### GIVEN PROBLEM:
Retype the listing that follows, word for word.

### RECORDS FOR THIS TASK:
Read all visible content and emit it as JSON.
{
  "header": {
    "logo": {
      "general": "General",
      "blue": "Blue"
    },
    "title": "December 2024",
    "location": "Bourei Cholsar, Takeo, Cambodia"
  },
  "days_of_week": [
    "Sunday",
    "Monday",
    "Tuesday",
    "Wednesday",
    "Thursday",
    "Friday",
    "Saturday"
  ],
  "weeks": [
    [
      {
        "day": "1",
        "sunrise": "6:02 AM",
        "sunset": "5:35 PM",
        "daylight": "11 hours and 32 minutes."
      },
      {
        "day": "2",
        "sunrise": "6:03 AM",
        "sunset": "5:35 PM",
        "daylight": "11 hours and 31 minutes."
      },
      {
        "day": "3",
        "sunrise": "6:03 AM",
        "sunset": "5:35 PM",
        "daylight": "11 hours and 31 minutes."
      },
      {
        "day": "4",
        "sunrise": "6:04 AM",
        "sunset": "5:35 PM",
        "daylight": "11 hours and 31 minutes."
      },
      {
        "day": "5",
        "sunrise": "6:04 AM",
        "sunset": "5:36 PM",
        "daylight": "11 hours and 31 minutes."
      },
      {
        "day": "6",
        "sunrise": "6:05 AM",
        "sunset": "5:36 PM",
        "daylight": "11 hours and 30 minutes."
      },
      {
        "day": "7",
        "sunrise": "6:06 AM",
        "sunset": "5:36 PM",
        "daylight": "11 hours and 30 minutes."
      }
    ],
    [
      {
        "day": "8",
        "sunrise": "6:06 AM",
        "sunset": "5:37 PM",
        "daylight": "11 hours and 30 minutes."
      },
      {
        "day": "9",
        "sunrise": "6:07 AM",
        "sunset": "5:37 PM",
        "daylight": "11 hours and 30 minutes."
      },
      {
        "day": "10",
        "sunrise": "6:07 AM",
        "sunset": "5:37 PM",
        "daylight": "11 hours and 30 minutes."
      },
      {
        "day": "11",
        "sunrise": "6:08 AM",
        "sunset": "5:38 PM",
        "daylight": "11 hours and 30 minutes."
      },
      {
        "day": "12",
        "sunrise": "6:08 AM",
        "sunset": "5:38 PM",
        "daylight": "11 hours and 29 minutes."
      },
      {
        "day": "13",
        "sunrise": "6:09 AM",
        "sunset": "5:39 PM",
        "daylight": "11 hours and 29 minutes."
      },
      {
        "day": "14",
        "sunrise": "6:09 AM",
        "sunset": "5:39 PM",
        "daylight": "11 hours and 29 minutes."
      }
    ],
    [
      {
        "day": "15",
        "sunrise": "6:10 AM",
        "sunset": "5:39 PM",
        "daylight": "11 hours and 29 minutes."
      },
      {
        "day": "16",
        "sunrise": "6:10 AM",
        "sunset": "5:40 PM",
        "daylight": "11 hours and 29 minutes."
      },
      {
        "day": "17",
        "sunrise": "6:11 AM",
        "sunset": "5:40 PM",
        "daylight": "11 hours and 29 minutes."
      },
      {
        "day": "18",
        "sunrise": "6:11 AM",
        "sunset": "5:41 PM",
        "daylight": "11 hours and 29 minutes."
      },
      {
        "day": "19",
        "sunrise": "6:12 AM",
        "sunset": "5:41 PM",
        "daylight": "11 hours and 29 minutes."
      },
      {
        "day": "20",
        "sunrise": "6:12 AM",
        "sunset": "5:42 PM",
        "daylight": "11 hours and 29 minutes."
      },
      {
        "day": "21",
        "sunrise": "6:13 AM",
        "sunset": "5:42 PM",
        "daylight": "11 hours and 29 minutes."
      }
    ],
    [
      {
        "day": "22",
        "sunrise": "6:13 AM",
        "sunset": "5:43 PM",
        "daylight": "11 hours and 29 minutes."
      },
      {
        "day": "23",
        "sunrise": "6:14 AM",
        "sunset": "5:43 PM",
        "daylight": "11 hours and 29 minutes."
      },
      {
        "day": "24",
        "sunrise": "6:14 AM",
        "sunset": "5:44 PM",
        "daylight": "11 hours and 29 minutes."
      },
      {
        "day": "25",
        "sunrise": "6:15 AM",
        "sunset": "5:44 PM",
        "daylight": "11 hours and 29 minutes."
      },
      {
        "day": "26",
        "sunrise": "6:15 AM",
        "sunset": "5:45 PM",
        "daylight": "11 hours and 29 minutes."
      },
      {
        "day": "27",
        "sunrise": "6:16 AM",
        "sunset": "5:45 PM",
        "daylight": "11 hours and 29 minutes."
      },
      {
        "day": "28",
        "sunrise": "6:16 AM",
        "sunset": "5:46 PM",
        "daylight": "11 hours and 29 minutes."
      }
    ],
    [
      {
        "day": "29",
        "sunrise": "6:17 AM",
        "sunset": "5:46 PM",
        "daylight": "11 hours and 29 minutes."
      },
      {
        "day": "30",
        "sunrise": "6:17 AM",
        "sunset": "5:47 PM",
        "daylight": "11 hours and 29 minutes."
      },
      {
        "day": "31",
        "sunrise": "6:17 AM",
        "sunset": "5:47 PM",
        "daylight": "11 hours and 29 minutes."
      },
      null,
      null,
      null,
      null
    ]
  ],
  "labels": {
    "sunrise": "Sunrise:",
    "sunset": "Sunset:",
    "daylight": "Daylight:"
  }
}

### EXPECTED ANSWER:
Read all visible content and emit it as JSON.
{
  "header": {
    "logo": {
      "general": "General",
      "blue": "Blue"
    },
    "title": "December 2024",
    "location": "Bourei Cholsar, Takeo, Cambodia"
  },
  "days_of_week": [
    "Sunday",
    "Monday",
    "Tuesday",
    "Wednesday",
    "Thursday",
    "Friday",
    "Saturday"
  ],
  "weeks": [
    [
      {
        "day": "1",
        "sunrise": "6:02 AM",
        "sunset": "5:35 PM",
        "daylight": "11 hours and 32 minutes."
      },
      {
        "day": "2",
        "sunrise": "6:03 AM",
        "sunset": "5:35 PM",
        "daylight": "11 hours and 31 minutes."
      },
      {
        "day": "3",
        "sunrise": "6:03 AM",
        "sunset": "5:35 PM",
        "daylight": "11 hours and 31 minutes."
      },
      {
        "day": "4",
        "sunrise": "6:04 AM",
        "sunset": "5:35 PM",
        "daylight": "11 hours and 31 minutes."
      },
      {
        "day": "5",
        "sunrise": "6:04 AM",
        "sunset": "5:36 PM",
        "daylight": "11 hours and 31 minutes."
      },
      {
        "day": "6",
        "sunrise": "6:05 AM",
        "sunset": "5:36 PM",
        "daylight": "11 hours and 30 minutes."
      },
      {
        "day": "7",
        "sunrise": "6:06 AM",
        "sunset": "5:36 PM",
        "daylight": "11 hours and 30 minutes."
      }
    ],
    [
      {
        "day": "8",
        "sunrise": "6:06 AM",
        "sunset": "5:37 PM",
        "daylight": "11 hours and 30 minutes."
      },
      {
        "day": "9",
        "sunrise": "6:07 AM",
        "sunset": "5:37 PM",
        "daylight": "11 hours and 30 minutes."
      },
      {
        "day": "10",
        "sunrise": "6:07 AM",
        "sunset": "5:37 PM",
        "daylight": "11 hours and 30 minutes."
      },
      {
        "day": "11",
        "sunrise": "6:08 AM",
        "sunset": "5:38 PM",
        "daylight": "11 hours and 30 minutes."
      },
      {
        "day": "12",
        "sunrise": "6:08 AM",
        "sunset": "5:38 PM",
        "daylight": "11 hours and 29 minutes."
      },
      {
        "day": "13",
        "sunrise": "6:09 AM",
        "sunset": "5:39 PM",
        "daylight": "11 hours and 29 minutes."
      },
      {
        "day": "14",
        "sunrise": "6:09 AM",
        "sunset": "5:39 PM",
        "daylight": "11 hours and 29 minutes."
      }
    ],
    [
      {
        "day": "15",
        "sunrise": "6:10 AM",
        "sunset": "5:39 PM",
        "daylight": "11 hours and 29 minutes."
      },
      {
        "day": "16",
        "sunrise": "6:10 AM",
        "sunset": "5:40 PM",
        "daylight": "11 hours and 29 minutes."
      },
      {
        "day": "17",
        "sunrise": "6:11 AM",
        "sunset": "5:40 PM",
        "daylight": "11 hours and 29 minutes."
      },
      {
        "day": "18",
        "sunrise": "6:11 AM",
        "sunset": "5:41 PM",
        "daylight": "11 hours and 29 minutes."
      },
      {
        "day": "19",
        "sunrise": "6:12 AM",
        "sunset": "5:41 PM",
        "daylight": "11 hours and 29 minutes."
      },
      {
        "day": "20",
        "sunrise": "6:12 AM",
        "sunset": "5:42 PM",
        "daylight": "11 hours and 29 minutes."
      },
      {
        "day": "21",
        "sunrise": "6:13 AM",
        "sunset": "5:42 PM",
        "daylight": "11 hours and 29 minutes."
      }
    ],
    [
      {
        "day": "22",
        "sunrise": "6:13 AM",
        "sunset": "5:43 PM",
        "daylight": "11 hours and 29 minutes."
      },
      {
        "day": "23",
        "sunrise": "6:14 AM",
        "sunset": "5:43 PM",
        "daylight": "11 hours and 29 minutes."
      },
      {
        "day": "24",
        "sunrise": "6:14 AM",
        "sunset": "5:44 PM",
        "daylight": "11 hours and 29 minutes."
      },
      {
        "day": "25",
        "sunrise": "6:15 AM",
        "sunset": "5:44 PM",
        "daylight": "11 hours and 29 minutes."
      },
      {
        "day": "26",
        "sunrise": "6:15 AM",
        "sunset": "5:45 PM",
        "daylight": "11 hours and 29 minutes."
      },
      {
        "day": "27",
        "sunrise": "6:16 AM",
        "sunset": "5:45 PM",
        "daylight": "11 hours and 29 minutes."
      },
      {
        "day": "28",
        "sunrise": "6:16 AM",
        "sunset": "5:46 PM",
        "daylight": "11 hours and 29 minutes."
      }
    ],
    [
      {
        "day": "29",
        "sunrise": "6:17 AM",
        "sunset": "5:46 PM",
        "daylight": "11 hours and 29 minutes."
      },
      {
        "day": "30",
        "sunrise": "6:17 AM",
        "sunset": "5:47 PM",
        "daylight": "11 hours and 29 minutes."
      },
      {
        "day": "31",
        "sunrise": "6:17 AM",
        "sunset": "5:47 PM",
        "daylight": "11 hours and 29 minutes."
      },
      null,
      null,
      null,
      null
    ]
  ],
  "labels": {
    "sunrise": "Sunrise:",
    "sunset": "Sunset:",
    "daylight": "Daylight:"
  }
}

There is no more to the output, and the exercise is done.